What you should do: Spot each line that carries the word "នករណ"; copy those lines.

Dataset entries:
— BEGIN —
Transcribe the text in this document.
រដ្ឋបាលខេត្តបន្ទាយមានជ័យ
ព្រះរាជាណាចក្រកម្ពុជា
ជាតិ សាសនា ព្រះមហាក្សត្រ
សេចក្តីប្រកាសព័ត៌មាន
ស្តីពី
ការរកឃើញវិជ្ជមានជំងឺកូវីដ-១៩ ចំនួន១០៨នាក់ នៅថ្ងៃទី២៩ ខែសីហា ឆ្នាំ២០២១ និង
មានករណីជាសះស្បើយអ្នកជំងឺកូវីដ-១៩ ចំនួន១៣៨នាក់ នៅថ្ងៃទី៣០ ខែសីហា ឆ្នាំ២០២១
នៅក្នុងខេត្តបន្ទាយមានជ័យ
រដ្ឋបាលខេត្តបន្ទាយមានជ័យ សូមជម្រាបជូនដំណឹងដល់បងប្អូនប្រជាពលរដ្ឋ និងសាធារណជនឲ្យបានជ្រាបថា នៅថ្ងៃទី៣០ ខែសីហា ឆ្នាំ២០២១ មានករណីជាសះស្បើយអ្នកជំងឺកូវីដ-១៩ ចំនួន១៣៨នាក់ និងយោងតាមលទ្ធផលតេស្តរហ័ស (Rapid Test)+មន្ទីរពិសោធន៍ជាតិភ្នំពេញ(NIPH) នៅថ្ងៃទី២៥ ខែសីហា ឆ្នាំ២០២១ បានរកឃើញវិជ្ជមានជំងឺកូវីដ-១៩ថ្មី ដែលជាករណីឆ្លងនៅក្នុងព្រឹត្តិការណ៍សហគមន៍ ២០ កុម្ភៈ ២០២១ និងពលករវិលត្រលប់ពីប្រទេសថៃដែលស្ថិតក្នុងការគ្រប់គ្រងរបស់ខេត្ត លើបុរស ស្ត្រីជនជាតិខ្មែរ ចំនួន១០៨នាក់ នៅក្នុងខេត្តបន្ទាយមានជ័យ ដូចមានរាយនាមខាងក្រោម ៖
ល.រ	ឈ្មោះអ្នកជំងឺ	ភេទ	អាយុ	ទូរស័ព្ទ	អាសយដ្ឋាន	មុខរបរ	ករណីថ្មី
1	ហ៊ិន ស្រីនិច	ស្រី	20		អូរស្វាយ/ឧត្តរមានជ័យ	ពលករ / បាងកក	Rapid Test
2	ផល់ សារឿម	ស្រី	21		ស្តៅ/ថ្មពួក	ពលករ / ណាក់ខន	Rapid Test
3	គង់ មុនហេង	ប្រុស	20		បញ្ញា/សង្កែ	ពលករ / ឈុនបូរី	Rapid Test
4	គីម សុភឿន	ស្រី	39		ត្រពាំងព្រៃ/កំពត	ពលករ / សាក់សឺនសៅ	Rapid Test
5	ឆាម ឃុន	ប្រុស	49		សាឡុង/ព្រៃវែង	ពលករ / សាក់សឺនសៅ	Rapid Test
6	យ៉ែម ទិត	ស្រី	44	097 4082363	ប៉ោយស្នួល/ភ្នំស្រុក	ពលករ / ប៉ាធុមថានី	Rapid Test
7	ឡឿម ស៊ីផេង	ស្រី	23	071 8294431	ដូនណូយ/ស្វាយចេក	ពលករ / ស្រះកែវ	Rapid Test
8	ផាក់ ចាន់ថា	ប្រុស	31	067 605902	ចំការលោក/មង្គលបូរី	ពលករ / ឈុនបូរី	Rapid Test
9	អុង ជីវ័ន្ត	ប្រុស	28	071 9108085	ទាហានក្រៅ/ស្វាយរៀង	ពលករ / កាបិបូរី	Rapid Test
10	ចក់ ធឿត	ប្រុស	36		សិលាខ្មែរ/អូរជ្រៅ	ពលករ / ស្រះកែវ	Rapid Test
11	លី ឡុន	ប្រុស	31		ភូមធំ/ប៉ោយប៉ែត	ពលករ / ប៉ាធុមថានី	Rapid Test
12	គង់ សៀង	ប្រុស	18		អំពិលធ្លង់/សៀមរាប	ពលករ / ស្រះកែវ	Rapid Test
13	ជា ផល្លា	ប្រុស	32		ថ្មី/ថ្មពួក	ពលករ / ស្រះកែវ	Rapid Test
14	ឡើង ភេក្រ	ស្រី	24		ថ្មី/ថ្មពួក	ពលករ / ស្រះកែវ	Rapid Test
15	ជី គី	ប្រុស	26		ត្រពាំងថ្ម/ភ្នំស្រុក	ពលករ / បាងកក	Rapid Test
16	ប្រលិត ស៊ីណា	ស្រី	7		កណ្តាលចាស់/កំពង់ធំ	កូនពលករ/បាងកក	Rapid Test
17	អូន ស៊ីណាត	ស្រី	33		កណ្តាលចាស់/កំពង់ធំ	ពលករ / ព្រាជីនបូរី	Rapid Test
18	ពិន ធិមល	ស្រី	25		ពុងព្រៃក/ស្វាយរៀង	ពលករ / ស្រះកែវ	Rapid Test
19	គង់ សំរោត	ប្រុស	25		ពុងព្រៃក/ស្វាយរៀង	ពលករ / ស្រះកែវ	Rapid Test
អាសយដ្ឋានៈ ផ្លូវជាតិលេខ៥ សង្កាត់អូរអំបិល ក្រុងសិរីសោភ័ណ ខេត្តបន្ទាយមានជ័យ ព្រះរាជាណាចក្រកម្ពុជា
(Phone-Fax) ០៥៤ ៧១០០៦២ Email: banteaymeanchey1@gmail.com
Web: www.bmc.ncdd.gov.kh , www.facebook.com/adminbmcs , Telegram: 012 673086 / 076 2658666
— END —
Reply to the task:
មានករណីជាសះស្បើយអ្នកជំងឺកូវីដ-១៩ ចំនួន១៣៨នាក់ នៅថ្ងៃទី៣០ ខែសីហា ឆ្នាំ២០២១
រដ្ឋបាលខេត្តបន្ទាយមានជ័យ សូមជម្រាបជូនដំណឹងដល់បងប្អូនប្រជាពលរដ្ឋ និងសាធារណជនឲ្យបានជ្រាបថា នៅថ្ងៃទី៣០ ខែសីហា ឆ្នាំ២០២១ មានករណីជាសះស្បើយអ្នកជំងឺកូវីដ-១៩ ចំនួន១៣៨នាក់ និងយោងតាមលទ្ធផលតេស្តរហ័ស (Rapid Test)+មន្ទីរពិសោធន៍ជាតិភ្នំពេញ(NIPH) នៅថ្ងៃទី២៥ ខែសីហា ឆ្នាំ២០២១ បានរកឃើញវិជ្ជមានជំងឺកូវីដ-១៩ថ្មី ដែលជាករណីឆ្លងនៅក្នុងព្រឹត្តិការណ៍សហគមន៍ ២០ កុម្ភៈ ២០២១ និងពលករវិលត្រលប់ពីប្រទេសថៃដែលស្ថិតក្នុងការគ្រប់គ្រងរបស់ខេត្ត លើបុរស ស្ត្រីជនជាតិខ្មែរ ចំនួន១០៨នាក់ នៅក្នុងខេត្តបន្ទាយមានជ័យ ដូចមានរាយនាមខាងក្រោម ៖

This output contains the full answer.